EXERCISE MATERIAL:
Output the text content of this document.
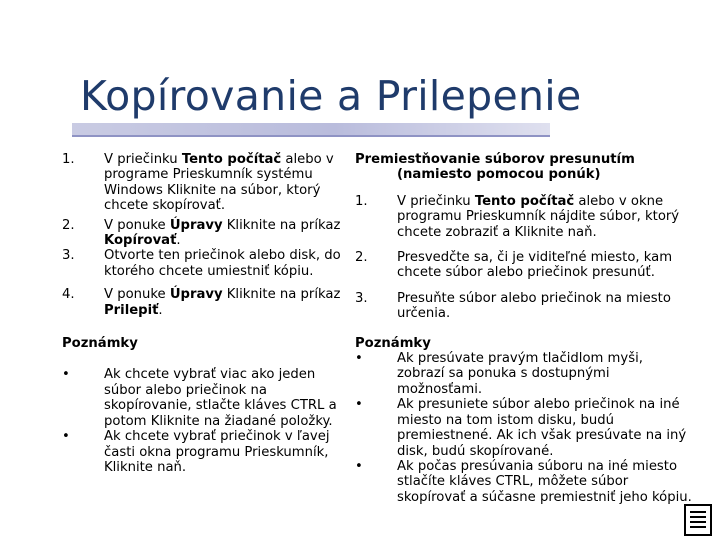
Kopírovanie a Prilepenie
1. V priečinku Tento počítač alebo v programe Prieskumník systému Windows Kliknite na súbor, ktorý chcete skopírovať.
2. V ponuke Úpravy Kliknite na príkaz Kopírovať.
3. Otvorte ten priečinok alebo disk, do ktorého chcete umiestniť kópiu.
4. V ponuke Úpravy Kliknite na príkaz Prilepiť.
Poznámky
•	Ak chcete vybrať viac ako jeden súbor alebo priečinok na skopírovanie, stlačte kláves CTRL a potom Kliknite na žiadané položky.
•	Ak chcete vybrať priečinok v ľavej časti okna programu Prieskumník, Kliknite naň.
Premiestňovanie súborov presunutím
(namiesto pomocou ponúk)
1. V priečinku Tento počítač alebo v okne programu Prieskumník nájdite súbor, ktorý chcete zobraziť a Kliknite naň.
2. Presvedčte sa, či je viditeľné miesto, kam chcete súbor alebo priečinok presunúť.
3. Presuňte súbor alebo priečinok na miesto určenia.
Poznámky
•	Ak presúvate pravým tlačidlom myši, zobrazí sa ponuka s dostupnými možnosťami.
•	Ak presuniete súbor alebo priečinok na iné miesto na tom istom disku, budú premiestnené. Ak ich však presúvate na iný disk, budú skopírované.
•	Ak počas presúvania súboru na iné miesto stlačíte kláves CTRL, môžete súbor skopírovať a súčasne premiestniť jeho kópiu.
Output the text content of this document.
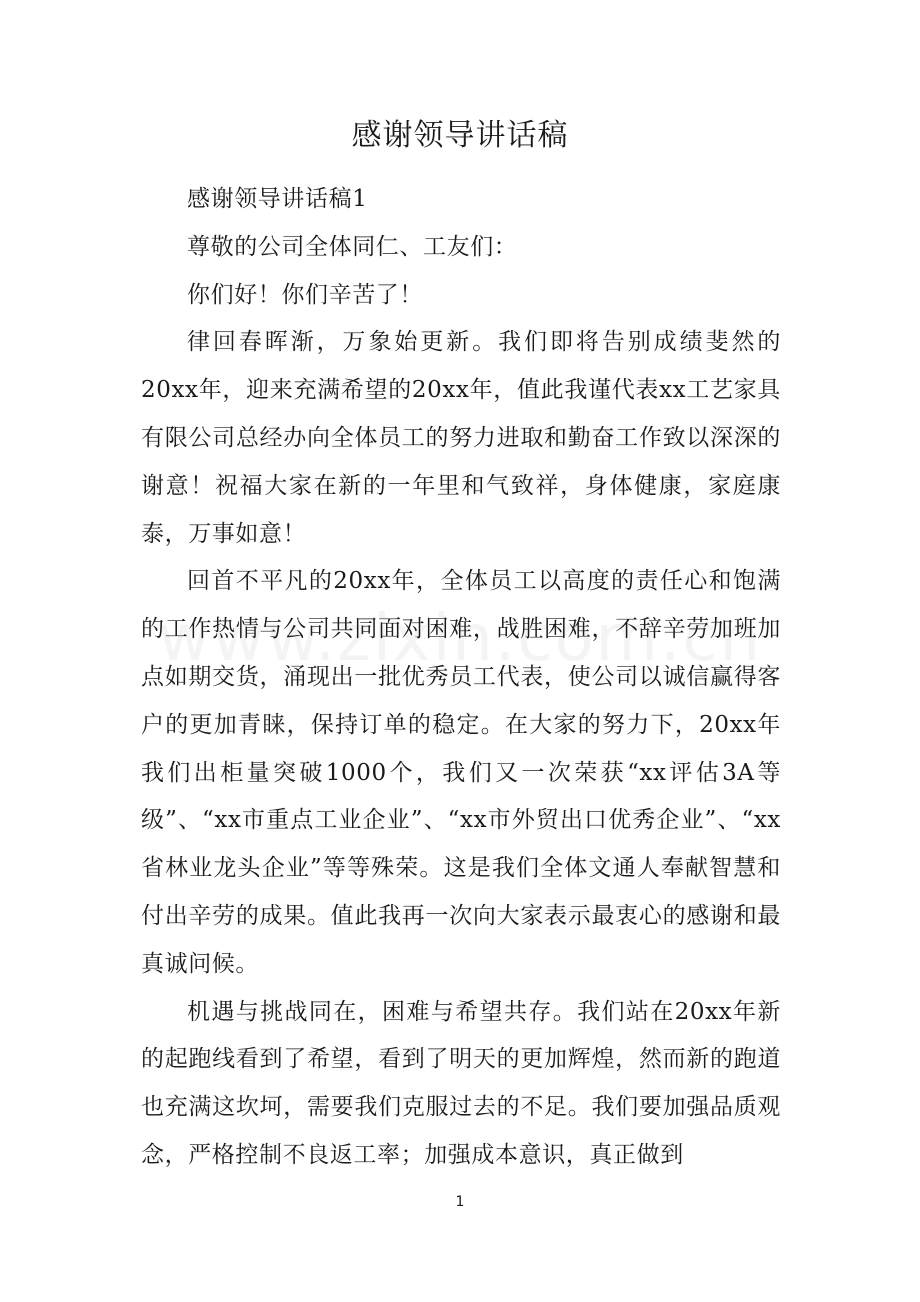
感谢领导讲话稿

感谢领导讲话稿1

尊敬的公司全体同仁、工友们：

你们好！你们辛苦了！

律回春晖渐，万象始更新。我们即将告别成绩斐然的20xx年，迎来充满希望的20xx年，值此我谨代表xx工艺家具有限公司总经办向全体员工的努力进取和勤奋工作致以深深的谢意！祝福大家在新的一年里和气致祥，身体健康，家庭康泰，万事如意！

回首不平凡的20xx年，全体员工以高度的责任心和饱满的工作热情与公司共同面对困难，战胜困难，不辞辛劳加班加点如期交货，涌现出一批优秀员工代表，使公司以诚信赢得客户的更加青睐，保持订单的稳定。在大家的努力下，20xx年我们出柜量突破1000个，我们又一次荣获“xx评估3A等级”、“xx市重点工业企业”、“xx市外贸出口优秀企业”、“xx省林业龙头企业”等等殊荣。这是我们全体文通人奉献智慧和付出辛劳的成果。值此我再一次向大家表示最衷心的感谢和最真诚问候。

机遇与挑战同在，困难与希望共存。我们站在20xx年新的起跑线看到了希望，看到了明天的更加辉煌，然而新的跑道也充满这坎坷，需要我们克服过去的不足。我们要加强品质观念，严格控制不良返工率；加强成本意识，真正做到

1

--

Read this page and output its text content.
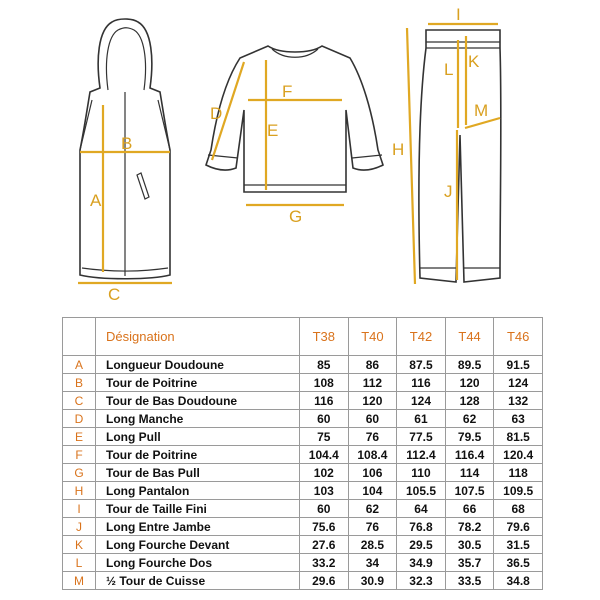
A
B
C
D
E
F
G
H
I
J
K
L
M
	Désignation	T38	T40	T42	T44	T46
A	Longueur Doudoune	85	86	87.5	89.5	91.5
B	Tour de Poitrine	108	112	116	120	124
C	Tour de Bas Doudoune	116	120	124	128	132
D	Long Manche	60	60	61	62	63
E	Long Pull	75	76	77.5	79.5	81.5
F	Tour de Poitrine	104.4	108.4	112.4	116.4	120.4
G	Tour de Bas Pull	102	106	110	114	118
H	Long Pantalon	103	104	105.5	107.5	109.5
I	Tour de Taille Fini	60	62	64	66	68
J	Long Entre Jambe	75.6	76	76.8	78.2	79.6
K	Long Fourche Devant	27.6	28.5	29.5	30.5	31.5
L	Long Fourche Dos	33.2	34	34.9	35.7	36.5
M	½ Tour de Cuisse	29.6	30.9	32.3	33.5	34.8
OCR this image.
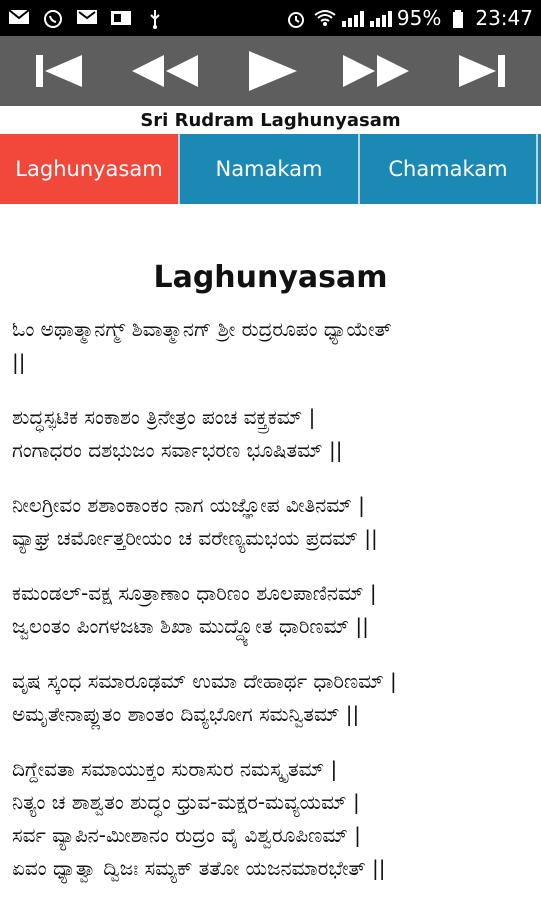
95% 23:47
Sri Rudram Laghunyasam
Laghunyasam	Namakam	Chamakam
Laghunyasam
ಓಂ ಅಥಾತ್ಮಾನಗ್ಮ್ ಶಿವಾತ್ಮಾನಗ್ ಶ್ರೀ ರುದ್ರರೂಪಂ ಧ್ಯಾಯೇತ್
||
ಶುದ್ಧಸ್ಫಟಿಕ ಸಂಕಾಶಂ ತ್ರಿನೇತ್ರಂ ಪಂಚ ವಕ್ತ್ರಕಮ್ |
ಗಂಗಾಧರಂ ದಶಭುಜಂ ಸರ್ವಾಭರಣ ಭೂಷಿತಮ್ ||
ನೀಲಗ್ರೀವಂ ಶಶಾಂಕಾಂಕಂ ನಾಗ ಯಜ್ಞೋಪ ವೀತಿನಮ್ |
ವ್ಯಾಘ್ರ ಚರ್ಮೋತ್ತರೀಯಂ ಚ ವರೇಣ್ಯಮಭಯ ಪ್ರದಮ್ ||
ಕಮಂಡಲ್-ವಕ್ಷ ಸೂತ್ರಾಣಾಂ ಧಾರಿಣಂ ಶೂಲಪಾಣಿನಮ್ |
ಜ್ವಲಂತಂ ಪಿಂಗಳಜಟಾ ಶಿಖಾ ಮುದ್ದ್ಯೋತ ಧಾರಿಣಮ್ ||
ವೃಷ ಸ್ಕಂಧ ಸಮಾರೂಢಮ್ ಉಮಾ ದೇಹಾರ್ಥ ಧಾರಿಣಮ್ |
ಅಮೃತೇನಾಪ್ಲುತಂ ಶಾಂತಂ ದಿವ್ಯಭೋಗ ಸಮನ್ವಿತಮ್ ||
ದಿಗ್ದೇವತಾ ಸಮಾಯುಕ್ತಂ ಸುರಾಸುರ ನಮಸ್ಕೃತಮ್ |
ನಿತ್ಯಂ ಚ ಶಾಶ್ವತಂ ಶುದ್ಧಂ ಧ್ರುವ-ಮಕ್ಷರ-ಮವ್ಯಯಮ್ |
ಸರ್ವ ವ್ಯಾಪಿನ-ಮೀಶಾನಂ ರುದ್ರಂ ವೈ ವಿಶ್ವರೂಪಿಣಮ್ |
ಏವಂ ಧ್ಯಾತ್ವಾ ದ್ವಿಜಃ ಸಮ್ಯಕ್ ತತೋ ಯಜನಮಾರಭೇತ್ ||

WORK TO DO: Look through the records and gather each line with the word "kópiu".

ANSWER TO THIS PROBLEM:
3. Otvorte ten priečinok alebo disk, do ktorého chcete umiestniť kópiu.
•	Ak počas presúvania súboru na iné miesto stlačíte kláves CTRL, môžete súbor skopírovať a súčasne premiestniť jeho kópiu.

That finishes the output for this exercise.